### Job
In the listing that follows, count each line where the word "type" appears; write nothing but the count.

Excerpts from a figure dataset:

▬▬▬

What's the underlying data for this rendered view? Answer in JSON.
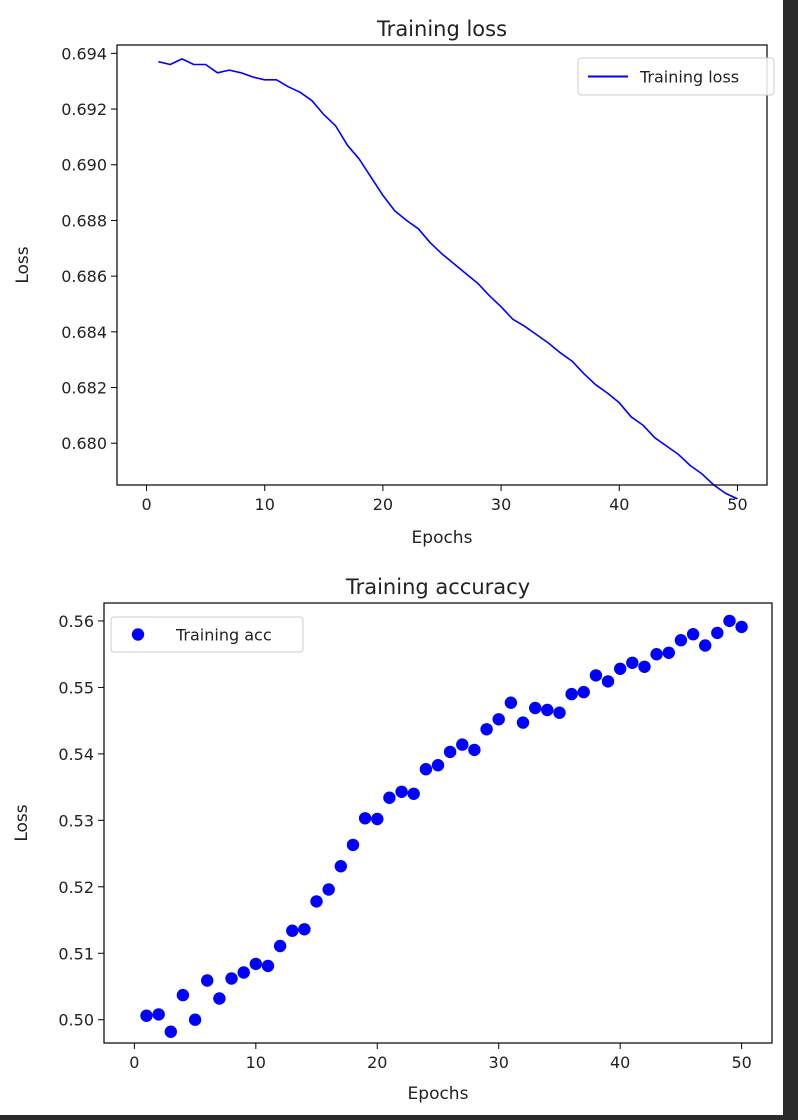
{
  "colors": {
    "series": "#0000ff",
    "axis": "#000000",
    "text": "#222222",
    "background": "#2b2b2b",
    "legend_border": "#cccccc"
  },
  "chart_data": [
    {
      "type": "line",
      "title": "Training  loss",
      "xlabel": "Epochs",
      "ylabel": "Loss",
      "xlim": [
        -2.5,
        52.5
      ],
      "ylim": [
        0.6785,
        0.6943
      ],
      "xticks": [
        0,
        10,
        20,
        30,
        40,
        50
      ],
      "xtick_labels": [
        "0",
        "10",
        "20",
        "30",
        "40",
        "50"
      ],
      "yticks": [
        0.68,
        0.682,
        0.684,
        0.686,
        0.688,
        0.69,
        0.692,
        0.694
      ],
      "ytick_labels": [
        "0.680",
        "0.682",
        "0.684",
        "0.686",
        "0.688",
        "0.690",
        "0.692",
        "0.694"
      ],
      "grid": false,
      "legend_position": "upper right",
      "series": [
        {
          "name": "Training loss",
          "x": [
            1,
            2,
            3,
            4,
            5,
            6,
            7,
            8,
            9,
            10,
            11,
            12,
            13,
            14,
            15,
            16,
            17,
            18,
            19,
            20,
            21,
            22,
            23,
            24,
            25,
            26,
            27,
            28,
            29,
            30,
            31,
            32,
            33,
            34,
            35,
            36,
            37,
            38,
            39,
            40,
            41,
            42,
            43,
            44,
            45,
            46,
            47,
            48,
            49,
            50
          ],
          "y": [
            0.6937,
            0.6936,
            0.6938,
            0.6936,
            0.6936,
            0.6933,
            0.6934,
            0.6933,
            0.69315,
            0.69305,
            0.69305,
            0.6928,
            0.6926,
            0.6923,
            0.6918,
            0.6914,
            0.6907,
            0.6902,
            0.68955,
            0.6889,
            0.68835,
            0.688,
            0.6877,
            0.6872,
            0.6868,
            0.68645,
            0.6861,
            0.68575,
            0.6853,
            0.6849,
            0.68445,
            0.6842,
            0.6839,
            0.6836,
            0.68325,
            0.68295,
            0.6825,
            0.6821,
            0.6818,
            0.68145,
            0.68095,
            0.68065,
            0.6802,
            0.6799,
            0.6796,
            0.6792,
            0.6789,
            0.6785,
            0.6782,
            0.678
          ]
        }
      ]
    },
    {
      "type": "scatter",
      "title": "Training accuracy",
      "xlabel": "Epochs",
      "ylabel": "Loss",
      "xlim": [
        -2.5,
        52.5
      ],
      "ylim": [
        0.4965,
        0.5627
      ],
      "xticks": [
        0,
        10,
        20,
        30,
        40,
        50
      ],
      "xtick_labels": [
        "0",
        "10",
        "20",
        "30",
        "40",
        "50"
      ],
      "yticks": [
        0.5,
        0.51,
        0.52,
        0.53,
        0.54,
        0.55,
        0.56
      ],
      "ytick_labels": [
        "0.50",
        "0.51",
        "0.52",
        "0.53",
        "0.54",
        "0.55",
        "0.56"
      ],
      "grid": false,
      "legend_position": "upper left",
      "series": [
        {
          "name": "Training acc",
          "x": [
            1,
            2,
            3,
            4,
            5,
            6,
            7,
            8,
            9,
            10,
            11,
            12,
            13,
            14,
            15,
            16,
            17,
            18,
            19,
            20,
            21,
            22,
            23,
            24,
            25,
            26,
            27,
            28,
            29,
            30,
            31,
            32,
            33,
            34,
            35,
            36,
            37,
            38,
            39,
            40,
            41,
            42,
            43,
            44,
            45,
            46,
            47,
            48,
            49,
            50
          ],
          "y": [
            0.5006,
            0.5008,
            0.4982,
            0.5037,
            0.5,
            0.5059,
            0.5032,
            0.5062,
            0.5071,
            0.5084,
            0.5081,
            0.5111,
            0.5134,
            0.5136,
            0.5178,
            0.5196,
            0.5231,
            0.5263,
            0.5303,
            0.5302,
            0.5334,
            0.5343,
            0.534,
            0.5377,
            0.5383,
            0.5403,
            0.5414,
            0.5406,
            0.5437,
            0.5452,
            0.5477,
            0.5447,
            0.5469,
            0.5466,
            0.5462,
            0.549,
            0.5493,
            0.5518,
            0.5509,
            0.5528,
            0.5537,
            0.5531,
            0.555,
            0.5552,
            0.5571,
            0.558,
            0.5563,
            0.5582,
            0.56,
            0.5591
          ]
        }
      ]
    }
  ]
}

▬▬▬

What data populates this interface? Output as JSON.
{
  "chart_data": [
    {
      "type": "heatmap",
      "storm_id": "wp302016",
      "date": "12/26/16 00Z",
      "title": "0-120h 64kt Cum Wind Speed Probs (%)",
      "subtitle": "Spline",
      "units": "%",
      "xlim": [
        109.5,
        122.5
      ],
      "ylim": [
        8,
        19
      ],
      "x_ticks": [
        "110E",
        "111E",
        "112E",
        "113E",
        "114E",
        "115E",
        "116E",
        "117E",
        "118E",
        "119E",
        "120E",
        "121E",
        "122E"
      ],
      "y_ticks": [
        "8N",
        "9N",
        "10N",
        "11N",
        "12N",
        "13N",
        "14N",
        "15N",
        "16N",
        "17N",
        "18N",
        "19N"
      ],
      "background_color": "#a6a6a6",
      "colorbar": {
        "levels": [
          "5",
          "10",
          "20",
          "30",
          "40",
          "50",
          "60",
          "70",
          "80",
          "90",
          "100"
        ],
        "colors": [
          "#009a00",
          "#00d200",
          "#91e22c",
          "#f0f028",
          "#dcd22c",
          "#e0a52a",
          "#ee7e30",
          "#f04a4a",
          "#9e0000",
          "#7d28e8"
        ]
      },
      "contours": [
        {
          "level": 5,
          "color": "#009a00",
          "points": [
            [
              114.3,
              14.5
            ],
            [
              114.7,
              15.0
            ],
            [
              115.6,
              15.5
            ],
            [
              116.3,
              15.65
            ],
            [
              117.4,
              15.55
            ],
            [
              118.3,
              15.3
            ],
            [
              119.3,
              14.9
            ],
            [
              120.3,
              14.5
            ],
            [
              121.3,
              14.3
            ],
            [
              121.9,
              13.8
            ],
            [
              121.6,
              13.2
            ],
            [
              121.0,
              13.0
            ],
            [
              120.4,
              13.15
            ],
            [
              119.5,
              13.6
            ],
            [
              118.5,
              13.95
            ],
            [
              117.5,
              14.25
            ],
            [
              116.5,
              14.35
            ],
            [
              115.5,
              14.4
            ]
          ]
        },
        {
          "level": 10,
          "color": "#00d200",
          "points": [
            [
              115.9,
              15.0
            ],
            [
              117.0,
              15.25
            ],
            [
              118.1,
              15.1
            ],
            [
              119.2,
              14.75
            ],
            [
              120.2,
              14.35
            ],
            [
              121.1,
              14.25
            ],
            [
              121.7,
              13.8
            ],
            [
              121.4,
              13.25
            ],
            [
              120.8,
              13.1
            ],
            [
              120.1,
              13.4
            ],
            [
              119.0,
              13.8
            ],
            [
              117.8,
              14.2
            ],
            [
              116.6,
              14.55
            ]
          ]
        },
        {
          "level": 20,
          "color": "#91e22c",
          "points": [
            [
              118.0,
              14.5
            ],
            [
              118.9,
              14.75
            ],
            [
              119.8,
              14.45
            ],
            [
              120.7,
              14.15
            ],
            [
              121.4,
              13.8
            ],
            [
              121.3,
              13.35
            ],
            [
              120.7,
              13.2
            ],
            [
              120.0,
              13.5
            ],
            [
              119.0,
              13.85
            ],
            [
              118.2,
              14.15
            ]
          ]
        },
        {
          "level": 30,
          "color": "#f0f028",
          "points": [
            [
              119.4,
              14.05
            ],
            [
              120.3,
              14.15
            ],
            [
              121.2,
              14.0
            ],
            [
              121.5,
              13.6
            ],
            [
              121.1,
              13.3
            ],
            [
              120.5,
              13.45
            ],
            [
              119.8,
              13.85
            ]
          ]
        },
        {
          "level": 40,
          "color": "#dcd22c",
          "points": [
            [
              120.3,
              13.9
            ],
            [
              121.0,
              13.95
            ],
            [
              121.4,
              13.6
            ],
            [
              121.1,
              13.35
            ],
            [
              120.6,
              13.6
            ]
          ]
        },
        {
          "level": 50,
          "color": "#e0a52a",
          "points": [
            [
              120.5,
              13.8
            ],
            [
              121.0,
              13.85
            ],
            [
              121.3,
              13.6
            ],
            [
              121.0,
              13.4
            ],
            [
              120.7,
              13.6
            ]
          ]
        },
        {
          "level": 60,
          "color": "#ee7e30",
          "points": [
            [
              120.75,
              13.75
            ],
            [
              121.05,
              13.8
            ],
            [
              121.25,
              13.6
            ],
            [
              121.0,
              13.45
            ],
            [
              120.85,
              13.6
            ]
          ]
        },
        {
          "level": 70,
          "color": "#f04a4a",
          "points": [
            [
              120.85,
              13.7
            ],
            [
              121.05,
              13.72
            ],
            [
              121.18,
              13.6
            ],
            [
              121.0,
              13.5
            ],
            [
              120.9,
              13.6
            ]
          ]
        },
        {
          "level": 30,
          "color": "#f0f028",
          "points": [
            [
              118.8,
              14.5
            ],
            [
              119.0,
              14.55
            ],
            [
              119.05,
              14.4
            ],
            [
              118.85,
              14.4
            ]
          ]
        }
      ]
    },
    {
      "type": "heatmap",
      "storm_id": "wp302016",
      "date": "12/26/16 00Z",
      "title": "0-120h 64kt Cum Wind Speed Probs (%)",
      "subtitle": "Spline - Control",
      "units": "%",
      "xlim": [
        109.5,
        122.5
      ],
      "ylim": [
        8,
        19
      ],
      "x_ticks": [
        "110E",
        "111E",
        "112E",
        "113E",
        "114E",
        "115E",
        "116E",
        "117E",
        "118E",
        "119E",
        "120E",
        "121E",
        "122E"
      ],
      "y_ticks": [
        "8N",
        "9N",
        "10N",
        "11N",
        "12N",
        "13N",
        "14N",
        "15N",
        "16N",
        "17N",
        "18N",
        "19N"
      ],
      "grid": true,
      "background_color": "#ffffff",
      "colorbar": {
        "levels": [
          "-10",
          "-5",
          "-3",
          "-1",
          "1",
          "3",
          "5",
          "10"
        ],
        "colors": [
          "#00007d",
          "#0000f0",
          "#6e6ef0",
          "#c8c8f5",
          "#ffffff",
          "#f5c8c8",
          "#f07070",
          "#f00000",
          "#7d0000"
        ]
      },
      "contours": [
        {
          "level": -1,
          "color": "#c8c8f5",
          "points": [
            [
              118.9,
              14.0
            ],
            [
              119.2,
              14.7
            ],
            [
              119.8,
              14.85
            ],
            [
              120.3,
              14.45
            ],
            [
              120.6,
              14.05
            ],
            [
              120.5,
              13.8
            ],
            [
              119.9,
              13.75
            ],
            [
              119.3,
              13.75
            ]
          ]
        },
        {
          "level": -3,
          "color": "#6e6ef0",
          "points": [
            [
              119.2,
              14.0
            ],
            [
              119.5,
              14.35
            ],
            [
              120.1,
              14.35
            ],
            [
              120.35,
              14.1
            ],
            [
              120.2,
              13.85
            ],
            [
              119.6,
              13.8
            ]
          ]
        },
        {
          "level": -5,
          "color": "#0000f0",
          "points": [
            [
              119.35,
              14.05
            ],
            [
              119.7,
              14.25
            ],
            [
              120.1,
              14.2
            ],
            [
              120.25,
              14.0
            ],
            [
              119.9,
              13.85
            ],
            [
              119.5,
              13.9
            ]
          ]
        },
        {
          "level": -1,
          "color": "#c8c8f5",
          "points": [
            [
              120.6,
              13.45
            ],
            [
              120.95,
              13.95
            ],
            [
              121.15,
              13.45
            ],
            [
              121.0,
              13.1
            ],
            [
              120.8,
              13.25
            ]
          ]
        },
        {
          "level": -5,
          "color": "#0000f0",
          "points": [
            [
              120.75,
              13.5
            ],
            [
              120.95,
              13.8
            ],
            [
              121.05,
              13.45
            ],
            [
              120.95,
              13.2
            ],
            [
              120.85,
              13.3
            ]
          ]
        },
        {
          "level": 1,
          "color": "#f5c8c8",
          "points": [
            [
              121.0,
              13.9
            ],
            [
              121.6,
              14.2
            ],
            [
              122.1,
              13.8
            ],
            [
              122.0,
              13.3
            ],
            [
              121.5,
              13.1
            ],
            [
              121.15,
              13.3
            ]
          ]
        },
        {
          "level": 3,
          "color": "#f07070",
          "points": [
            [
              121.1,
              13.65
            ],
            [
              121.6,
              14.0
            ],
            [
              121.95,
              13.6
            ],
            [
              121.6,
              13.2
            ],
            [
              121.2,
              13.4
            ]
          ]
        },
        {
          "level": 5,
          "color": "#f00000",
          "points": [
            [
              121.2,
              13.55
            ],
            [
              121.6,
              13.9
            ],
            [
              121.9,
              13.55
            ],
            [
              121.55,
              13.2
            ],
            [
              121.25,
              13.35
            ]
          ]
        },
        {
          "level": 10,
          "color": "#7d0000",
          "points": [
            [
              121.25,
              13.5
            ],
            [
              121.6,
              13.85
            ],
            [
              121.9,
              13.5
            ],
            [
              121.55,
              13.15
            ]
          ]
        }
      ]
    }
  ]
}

▬▬▬

### Right answer
4